━━━━━ STORED ROWS
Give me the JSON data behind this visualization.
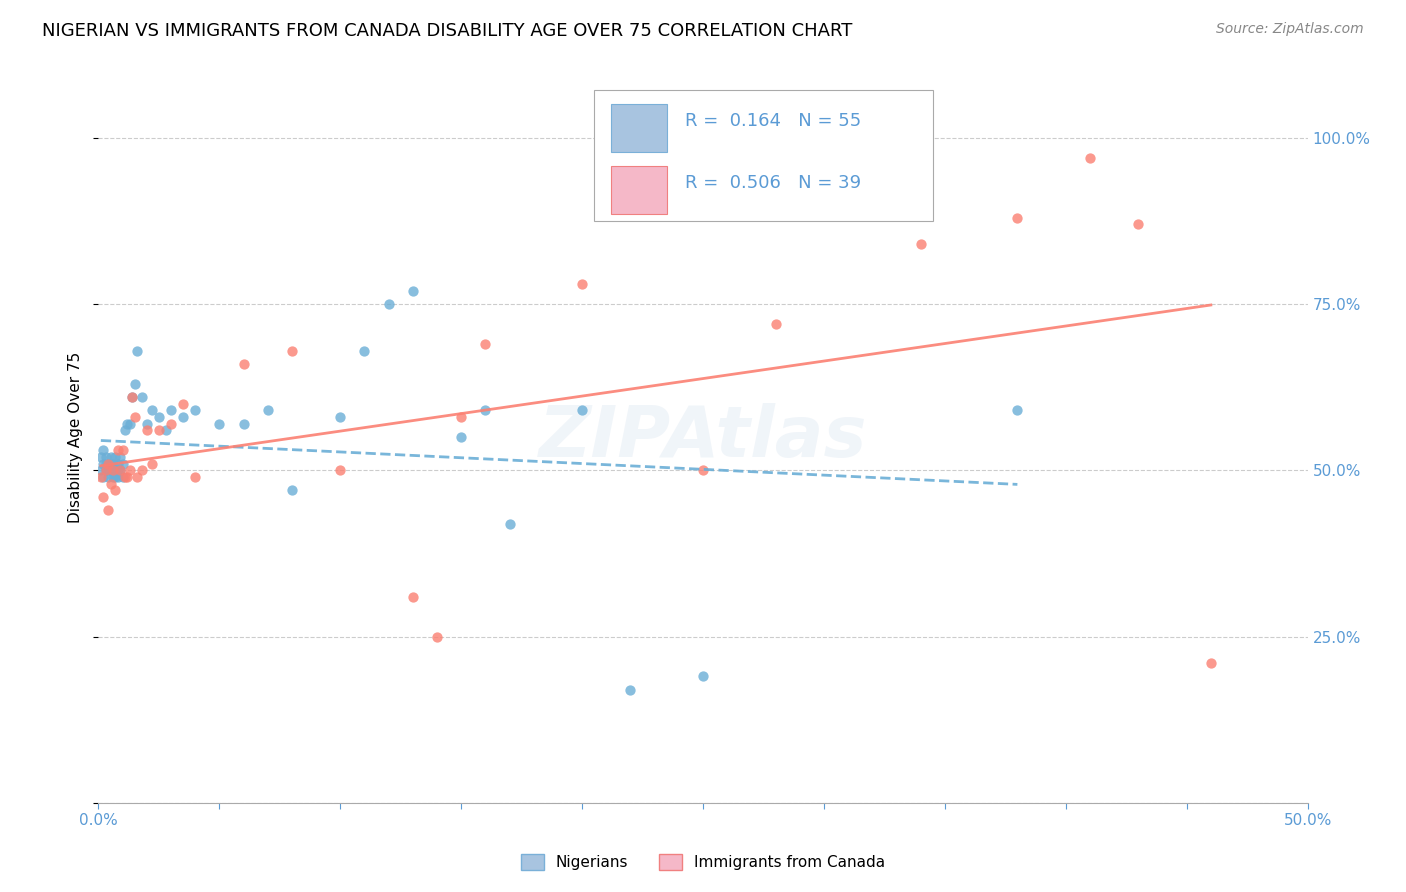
{
  "title": "NIGERIAN VS IMMIGRANTS FROM CANADA DISABILITY AGE OVER 75 CORRELATION CHART",
  "source": "Source: ZipAtlas.com",
  "ylabel": "Disability Age Over 75",
  "xlim": [
    0.0,
    0.5
  ],
  "ylim": [
    0.0,
    1.1
  ],
  "xtick_positions": [
    0.0,
    0.05,
    0.1,
    0.15,
    0.2,
    0.25,
    0.3,
    0.35,
    0.4,
    0.45,
    0.5
  ],
  "xticklabels": [
    "0.0%",
    "",
    "",
    "",
    "",
    "",
    "",
    "",
    "",
    "",
    "50.0%"
  ],
  "ytick_positions": [
    0.0,
    0.25,
    0.5,
    0.75,
    1.0
  ],
  "right_yticklabels": [
    "",
    "25.0%",
    "50.0%",
    "75.0%",
    "100.0%"
  ],
  "nigerian_color": "#6baed6",
  "nigerian_line_color": "#6baed6",
  "canada_color": "#fb8072",
  "canada_line_color": "#fb8072",
  "legend_box_color": "#a8c4e0",
  "legend_box_color2": "#f5b8c8",
  "blue_color": "#5b9bd5",
  "scatter_alpha": 0.8,
  "scatter_size": 55,
  "title_fontsize": 13,
  "axis_label_fontsize": 11,
  "tick_fontsize": 11,
  "source_fontsize": 10,
  "grid_color": "#cccccc",
  "background_color": "#ffffff",
  "nigerian_x": [
    0.001,
    0.001,
    0.002,
    0.002,
    0.002,
    0.003,
    0.003,
    0.003,
    0.004,
    0.004,
    0.004,
    0.005,
    0.005,
    0.005,
    0.006,
    0.006,
    0.006,
    0.007,
    0.007,
    0.008,
    0.008,
    0.008,
    0.009,
    0.009,
    0.01,
    0.01,
    0.011,
    0.012,
    0.013,
    0.014,
    0.015,
    0.016,
    0.018,
    0.02,
    0.022,
    0.025,
    0.028,
    0.03,
    0.035,
    0.04,
    0.05,
    0.06,
    0.07,
    0.08,
    0.1,
    0.11,
    0.12,
    0.13,
    0.15,
    0.16,
    0.17,
    0.2,
    0.22,
    0.25,
    0.38
  ],
  "nigerian_y": [
    0.52,
    0.5,
    0.51,
    0.49,
    0.53,
    0.5,
    0.51,
    0.52,
    0.49,
    0.51,
    0.5,
    0.52,
    0.5,
    0.51,
    0.49,
    0.51,
    0.5,
    0.52,
    0.49,
    0.51,
    0.5,
    0.49,
    0.52,
    0.5,
    0.51,
    0.49,
    0.56,
    0.57,
    0.57,
    0.61,
    0.63,
    0.68,
    0.61,
    0.57,
    0.59,
    0.58,
    0.56,
    0.59,
    0.58,
    0.59,
    0.57,
    0.57,
    0.59,
    0.47,
    0.58,
    0.68,
    0.75,
    0.77,
    0.55,
    0.59,
    0.42,
    0.59,
    0.17,
    0.19,
    0.59
  ],
  "canada_x": [
    0.001,
    0.002,
    0.003,
    0.004,
    0.004,
    0.005,
    0.006,
    0.007,
    0.008,
    0.009,
    0.01,
    0.011,
    0.012,
    0.013,
    0.014,
    0.015,
    0.016,
    0.018,
    0.02,
    0.022,
    0.025,
    0.03,
    0.035,
    0.04,
    0.06,
    0.08,
    0.1,
    0.13,
    0.14,
    0.15,
    0.16,
    0.2,
    0.25,
    0.28,
    0.34,
    0.38,
    0.41,
    0.43,
    0.46
  ],
  "canada_y": [
    0.49,
    0.46,
    0.5,
    0.51,
    0.44,
    0.48,
    0.5,
    0.47,
    0.53,
    0.5,
    0.53,
    0.49,
    0.49,
    0.5,
    0.61,
    0.58,
    0.49,
    0.5,
    0.56,
    0.51,
    0.56,
    0.57,
    0.6,
    0.49,
    0.66,
    0.68,
    0.5,
    0.31,
    0.25,
    0.58,
    0.69,
    0.78,
    0.5,
    0.72,
    0.84,
    0.88,
    0.97,
    0.87,
    0.21
  ]
}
━━━━━━━━━━
SHORT EXERCISE >> Make an exact reproduction of the listing above, without any pictures.

SOLVED EXERCISE >>
Give me the JSON data behind this visualization.
{
  "title": "NIGERIAN VS IMMIGRANTS FROM CANADA DISABILITY AGE OVER 75 CORRELATION CHART",
  "source": "Source: ZipAtlas.com",
  "ylabel": "Disability Age Over 75",
  "xlim": [
    0.0,
    0.5
  ],
  "ylim": [
    0.0,
    1.1
  ],
  "xtick_positions": [
    0.0,
    0.05,
    0.1,
    0.15,
    0.2,
    0.25,
    0.3,
    0.35,
    0.4,
    0.45,
    0.5
  ],
  "xticklabels": [
    "0.0%",
    "",
    "",
    "",
    "",
    "",
    "",
    "",
    "",
    "",
    "50.0%"
  ],
  "ytick_positions": [
    0.0,
    0.25,
    0.5,
    0.75,
    1.0
  ],
  "right_yticklabels": [
    "",
    "25.0%",
    "50.0%",
    "75.0%",
    "100.0%"
  ],
  "nigerian_color": "#6baed6",
  "nigerian_line_color": "#6baed6",
  "canada_color": "#fb8072",
  "canada_line_color": "#fb8072",
  "legend_box_color": "#a8c4e0",
  "legend_box_color2": "#f5b8c8",
  "blue_color": "#5b9bd5",
  "scatter_alpha": 0.8,
  "scatter_size": 55,
  "title_fontsize": 13,
  "axis_label_fontsize": 11,
  "tick_fontsize": 11,
  "source_fontsize": 10,
  "grid_color": "#cccccc",
  "background_color": "#ffffff",
  "nigerian_x": [
    0.001,
    0.001,
    0.002,
    0.002,
    0.002,
    0.003,
    0.003,
    0.003,
    0.004,
    0.004,
    0.004,
    0.005,
    0.005,
    0.005,
    0.006,
    0.006,
    0.006,
    0.007,
    0.007,
    0.008,
    0.008,
    0.008,
    0.009,
    0.009,
    0.01,
    0.01,
    0.011,
    0.012,
    0.013,
    0.014,
    0.015,
    0.016,
    0.018,
    0.02,
    0.022,
    0.025,
    0.028,
    0.03,
    0.035,
    0.04,
    0.05,
    0.06,
    0.07,
    0.08,
    0.1,
    0.11,
    0.12,
    0.13,
    0.15,
    0.16,
    0.17,
    0.2,
    0.22,
    0.25,
    0.38
  ],
  "nigerian_y": [
    0.52,
    0.5,
    0.51,
    0.49,
    0.53,
    0.5,
    0.51,
    0.52,
    0.49,
    0.51,
    0.5,
    0.52,
    0.5,
    0.51,
    0.49,
    0.51,
    0.5,
    0.52,
    0.49,
    0.51,
    0.5,
    0.49,
    0.52,
    0.5,
    0.51,
    0.49,
    0.56,
    0.57,
    0.57,
    0.61,
    0.63,
    0.68,
    0.61,
    0.57,
    0.59,
    0.58,
    0.56,
    0.59,
    0.58,
    0.59,
    0.57,
    0.57,
    0.59,
    0.47,
    0.58,
    0.68,
    0.75,
    0.77,
    0.55,
    0.59,
    0.42,
    0.59,
    0.17,
    0.19,
    0.59
  ],
  "canada_x": [
    0.001,
    0.002,
    0.003,
    0.004,
    0.004,
    0.005,
    0.006,
    0.007,
    0.008,
    0.009,
    0.01,
    0.011,
    0.012,
    0.013,
    0.014,
    0.015,
    0.016,
    0.018,
    0.02,
    0.022,
    0.025,
    0.03,
    0.035,
    0.04,
    0.06,
    0.08,
    0.1,
    0.13,
    0.14,
    0.15,
    0.16,
    0.2,
    0.25,
    0.28,
    0.34,
    0.38,
    0.41,
    0.43,
    0.46
  ],
  "canada_y": [
    0.49,
    0.46,
    0.5,
    0.51,
    0.44,
    0.48,
    0.5,
    0.47,
    0.53,
    0.5,
    0.53,
    0.49,
    0.49,
    0.5,
    0.61,
    0.58,
    0.49,
    0.5,
    0.56,
    0.51,
    0.56,
    0.57,
    0.6,
    0.49,
    0.66,
    0.68,
    0.5,
    0.31,
    0.25,
    0.58,
    0.69,
    0.78,
    0.5,
    0.72,
    0.84,
    0.88,
    0.97,
    0.87,
    0.21
  ]
}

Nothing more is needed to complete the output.